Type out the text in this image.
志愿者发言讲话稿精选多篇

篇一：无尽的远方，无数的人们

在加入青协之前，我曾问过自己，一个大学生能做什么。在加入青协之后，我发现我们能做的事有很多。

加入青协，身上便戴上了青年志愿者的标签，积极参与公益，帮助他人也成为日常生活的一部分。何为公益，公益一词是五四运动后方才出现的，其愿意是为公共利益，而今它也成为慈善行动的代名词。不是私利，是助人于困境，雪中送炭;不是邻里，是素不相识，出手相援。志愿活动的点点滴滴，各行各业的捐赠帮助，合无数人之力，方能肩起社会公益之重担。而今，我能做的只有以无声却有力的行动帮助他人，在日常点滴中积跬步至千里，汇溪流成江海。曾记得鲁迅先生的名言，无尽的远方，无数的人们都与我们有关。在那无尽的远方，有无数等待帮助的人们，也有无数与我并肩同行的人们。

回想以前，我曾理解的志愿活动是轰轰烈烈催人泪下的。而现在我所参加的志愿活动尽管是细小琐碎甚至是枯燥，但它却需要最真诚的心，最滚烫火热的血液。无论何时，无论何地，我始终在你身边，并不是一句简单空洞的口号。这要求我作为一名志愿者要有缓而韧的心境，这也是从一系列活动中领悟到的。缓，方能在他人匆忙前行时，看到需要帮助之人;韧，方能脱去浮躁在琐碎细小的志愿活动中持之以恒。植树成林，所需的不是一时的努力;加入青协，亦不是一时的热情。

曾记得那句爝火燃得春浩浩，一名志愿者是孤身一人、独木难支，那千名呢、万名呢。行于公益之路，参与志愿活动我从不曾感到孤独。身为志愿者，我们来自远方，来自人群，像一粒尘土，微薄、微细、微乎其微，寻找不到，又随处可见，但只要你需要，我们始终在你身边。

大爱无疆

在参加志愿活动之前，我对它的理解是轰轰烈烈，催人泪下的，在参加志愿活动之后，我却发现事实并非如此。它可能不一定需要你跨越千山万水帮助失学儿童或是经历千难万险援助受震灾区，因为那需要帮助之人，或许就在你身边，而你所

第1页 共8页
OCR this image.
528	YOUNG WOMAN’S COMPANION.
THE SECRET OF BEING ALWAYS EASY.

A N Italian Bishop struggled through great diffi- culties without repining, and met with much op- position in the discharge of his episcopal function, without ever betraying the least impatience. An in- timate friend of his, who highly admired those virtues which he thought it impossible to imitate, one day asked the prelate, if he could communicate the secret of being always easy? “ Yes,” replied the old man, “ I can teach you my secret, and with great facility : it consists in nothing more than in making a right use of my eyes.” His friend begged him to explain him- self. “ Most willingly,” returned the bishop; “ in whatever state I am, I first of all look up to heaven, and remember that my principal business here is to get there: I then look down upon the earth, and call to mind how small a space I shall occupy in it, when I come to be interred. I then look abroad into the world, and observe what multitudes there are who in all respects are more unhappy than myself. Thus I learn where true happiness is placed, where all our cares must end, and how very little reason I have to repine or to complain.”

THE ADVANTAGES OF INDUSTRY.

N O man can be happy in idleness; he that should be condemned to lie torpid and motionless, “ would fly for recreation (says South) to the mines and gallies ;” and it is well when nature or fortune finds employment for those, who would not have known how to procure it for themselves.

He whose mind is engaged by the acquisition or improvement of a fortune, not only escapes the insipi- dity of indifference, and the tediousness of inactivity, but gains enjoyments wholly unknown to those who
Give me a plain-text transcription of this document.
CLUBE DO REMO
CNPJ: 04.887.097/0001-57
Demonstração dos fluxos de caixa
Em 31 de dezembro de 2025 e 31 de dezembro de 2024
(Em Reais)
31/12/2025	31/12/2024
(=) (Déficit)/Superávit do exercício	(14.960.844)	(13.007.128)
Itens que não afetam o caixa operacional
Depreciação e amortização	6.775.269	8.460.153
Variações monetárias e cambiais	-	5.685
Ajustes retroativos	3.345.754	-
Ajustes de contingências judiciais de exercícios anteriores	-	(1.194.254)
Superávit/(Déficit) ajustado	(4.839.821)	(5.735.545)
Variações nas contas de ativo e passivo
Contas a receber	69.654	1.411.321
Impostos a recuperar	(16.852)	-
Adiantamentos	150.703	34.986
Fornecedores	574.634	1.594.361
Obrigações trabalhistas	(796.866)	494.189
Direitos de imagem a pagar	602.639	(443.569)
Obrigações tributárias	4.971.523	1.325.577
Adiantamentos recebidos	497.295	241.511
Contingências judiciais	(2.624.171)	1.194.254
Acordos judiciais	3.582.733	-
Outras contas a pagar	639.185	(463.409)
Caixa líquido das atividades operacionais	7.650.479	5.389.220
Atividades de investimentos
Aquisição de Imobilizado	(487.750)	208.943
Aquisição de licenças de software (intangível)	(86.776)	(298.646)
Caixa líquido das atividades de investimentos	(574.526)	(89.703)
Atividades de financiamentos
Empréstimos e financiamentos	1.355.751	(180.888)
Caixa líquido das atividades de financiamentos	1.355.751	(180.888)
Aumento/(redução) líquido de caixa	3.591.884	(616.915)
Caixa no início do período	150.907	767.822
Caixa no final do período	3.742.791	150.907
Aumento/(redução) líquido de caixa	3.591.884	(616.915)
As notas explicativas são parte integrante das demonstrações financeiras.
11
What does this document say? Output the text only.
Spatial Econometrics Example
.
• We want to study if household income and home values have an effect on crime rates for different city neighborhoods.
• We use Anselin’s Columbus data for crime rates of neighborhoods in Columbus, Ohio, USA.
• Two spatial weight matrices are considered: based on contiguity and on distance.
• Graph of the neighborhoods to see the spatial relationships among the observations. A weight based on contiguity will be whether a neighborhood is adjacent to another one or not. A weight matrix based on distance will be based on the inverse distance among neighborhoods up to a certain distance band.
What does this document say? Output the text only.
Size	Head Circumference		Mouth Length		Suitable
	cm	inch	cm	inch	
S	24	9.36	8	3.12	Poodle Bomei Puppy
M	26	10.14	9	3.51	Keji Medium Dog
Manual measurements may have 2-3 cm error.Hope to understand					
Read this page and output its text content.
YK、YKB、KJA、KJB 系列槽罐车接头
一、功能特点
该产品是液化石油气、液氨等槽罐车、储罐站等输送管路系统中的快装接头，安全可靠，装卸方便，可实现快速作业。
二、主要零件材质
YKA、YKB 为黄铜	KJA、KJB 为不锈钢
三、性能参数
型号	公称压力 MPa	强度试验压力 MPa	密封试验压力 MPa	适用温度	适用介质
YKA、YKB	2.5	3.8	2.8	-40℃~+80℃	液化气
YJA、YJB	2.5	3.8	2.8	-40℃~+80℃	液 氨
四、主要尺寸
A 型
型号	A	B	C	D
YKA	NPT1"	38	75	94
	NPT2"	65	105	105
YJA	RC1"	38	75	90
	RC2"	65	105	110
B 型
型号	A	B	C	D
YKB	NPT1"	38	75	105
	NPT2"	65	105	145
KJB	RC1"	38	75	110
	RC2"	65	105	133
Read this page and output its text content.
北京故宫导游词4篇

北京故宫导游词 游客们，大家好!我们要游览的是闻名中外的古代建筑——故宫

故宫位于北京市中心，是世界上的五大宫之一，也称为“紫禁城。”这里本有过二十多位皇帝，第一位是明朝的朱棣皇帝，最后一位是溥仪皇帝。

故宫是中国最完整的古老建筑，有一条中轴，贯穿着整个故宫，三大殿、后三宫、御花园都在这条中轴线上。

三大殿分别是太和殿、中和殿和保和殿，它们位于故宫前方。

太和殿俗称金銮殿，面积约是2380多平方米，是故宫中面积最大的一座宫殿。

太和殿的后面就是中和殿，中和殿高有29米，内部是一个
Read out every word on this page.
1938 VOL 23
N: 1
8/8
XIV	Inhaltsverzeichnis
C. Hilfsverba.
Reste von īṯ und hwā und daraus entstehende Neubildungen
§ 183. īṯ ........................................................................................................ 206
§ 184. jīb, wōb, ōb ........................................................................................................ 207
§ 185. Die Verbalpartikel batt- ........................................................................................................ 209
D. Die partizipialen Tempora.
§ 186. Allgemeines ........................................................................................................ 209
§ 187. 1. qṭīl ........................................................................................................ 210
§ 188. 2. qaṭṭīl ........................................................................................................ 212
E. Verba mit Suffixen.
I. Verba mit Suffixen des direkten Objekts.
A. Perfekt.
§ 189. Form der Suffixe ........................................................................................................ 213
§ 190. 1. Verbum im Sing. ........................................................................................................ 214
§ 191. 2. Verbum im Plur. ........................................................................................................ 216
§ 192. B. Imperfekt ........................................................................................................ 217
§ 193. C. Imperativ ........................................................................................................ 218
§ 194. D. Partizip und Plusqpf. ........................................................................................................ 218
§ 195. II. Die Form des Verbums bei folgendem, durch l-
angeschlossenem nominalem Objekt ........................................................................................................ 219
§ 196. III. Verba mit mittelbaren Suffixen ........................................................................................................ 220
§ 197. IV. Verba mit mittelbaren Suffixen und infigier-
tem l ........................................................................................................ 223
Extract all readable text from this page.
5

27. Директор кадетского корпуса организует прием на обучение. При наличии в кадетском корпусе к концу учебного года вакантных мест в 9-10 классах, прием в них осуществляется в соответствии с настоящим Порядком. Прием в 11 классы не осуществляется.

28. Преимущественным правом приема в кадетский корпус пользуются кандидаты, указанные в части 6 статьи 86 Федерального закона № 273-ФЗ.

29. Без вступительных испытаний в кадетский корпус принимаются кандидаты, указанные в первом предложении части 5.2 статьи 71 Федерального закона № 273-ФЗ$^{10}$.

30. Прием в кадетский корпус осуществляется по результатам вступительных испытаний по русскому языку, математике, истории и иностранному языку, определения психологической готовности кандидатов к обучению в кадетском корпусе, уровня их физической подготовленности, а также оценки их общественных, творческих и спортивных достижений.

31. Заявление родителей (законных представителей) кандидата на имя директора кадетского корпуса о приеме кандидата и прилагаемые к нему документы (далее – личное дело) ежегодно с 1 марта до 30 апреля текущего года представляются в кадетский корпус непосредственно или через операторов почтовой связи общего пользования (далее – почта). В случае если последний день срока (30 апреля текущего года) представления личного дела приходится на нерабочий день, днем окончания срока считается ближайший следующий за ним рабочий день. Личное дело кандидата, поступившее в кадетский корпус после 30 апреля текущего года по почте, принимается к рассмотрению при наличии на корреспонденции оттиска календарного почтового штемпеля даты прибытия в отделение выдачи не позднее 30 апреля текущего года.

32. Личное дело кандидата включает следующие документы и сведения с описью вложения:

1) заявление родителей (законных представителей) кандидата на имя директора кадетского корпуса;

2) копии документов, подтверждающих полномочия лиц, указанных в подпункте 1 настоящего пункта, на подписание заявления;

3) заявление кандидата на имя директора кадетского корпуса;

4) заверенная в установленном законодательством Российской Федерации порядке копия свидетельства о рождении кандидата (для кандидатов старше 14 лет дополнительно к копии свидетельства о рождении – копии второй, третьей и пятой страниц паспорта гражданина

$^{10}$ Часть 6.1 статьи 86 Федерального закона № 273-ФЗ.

--------------------------------------------------

Exercise aim: Which lines contain "Suffixen"? Copy each of them.

Exercise answer:
E. Verba mit Suffixen.
I. Verba mit Suffixen des direkten Objekts.
§ 196. III. Verba mit mittelbaren Suffixen ........................................................................................................ 220
§ 197. IV. Verba mit mittelbaren Suffixen und infigier-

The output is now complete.